*Task*:
Images excluded, repeat each entry below exactly.

(Extracted records)
-*-*-

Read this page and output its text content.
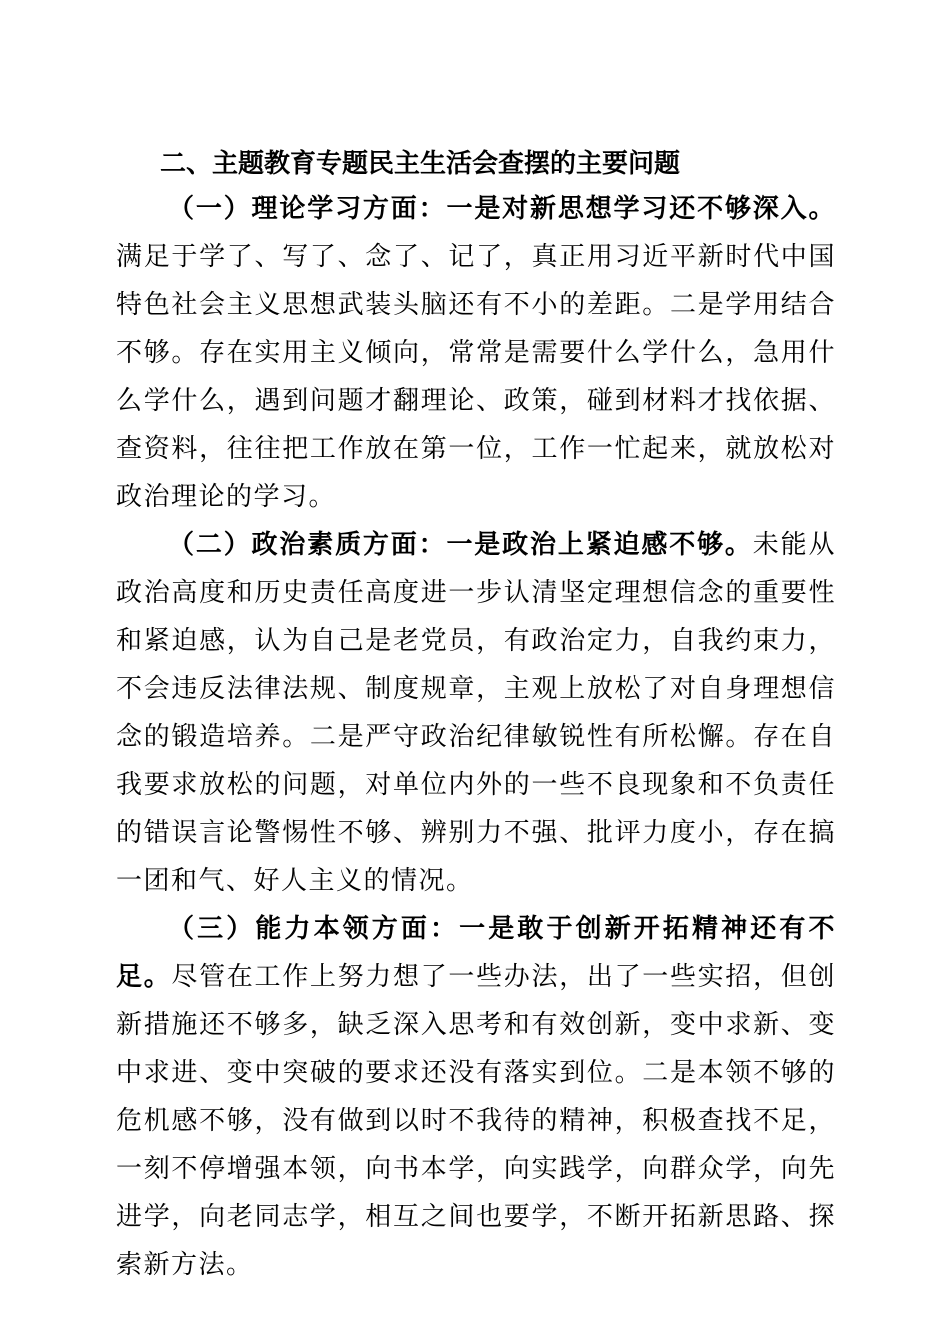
二、主题教育专题民主生活会查摆的主要问题

（一）理论学习方面：一是对新思想学习还不够深入。满足于学了、写了、念了、记了，真正用习近平新时代中国特色社会主义思想武装头脑还有不小的差距。二是学用结合不够。存在实用主义倾向，常常是需要什么学什么，急用什么学什么，遇到问题才翻理论、政策，碰到材料才找依据、查资料，往往把工作放在第一位，工作一忙起来，就放松对政治理论的学习。

（二）政治素质方面：一是政治上紧迫感不够。未能从政治高度和历史责任高度进一步认清坚定理想信念的重要性和紧迫感，认为自己是老党员，有政治定力，自我约束力，不会违反法律法规、制度规章，主观上放松了对自身理想信念的锻造培养。二是严守政治纪律敏锐性有所松懈。存在自我要求放松的问题，对单位内外的一些不良现象和不负责任的错误言论警惕性不够、辨别力不强、批评力度小，存在搞一团和气、好人主义的情况。

（三）能力本领方面：一是敢于创新开拓精神还有不足。尽管在工作上努力想了一些办法，出了一些实招，但创新措施还不够多，缺乏深入思考和有效创新，变中求新、变中求进、变中突破的要求还没有落实到位。二是本领不够的危机感不够，没有做到以时不我待的精神，积极查找不足，一刻不停增强本领，向书本学，向实践学，向群众学，向先进学，向老同志学，相互之间也要学，不断开拓新思路、探索新方法。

-*-*-

*Complete answer*:
Read this page and output its text content.
二、主题教育专题民主生活会查摆的主要问题

（一）理论学习方面：一是对新思想学习还不够深入。满足于学了、写了、念了、记了，真正用习近平新时代中国特色社会主义思想武装头脑还有不小的差距。二是学用结合不够。存在实用主义倾向，常常是需要什么学什么，急用什么学什么，遇到问题才翻理论、政策，碰到材料才找依据、查资料，往往把工作放在第一位，工作一忙起来，就放松对政治理论的学习。

（二）政治素质方面：一是政治上紧迫感不够。未能从政治高度和历史责任高度进一步认清坚定理想信念的重要性和紧迫感，认为自己是老党员，有政治定力，自我约束力，不会违反法律法规、制度规章，主观上放松了对自身理想信念的锻造培养。二是严守政治纪律敏锐性有所松懈。存在自我要求放松的问题，对单位内外的一些不良现象和不负责任的错误言论警惕性不够、辨别力不强、批评力度小，存在搞一团和气、好人主义的情况。

（三）能力本领方面：一是敢于创新开拓精神还有不足。尽管在工作上努力想了一些办法，出了一些实招，但创新措施还不够多，缺乏深入思考和有效创新，变中求新、变中求进、变中突破的要求还没有落实到位。二是本领不够的危机感不够，没有做到以时不我待的精神，积极查找不足，一刻不停增强本领，向书本学，向实践学，向群众学，向先进学，向老同志学，相互之间也要学，不断开拓新思路、探索新方法。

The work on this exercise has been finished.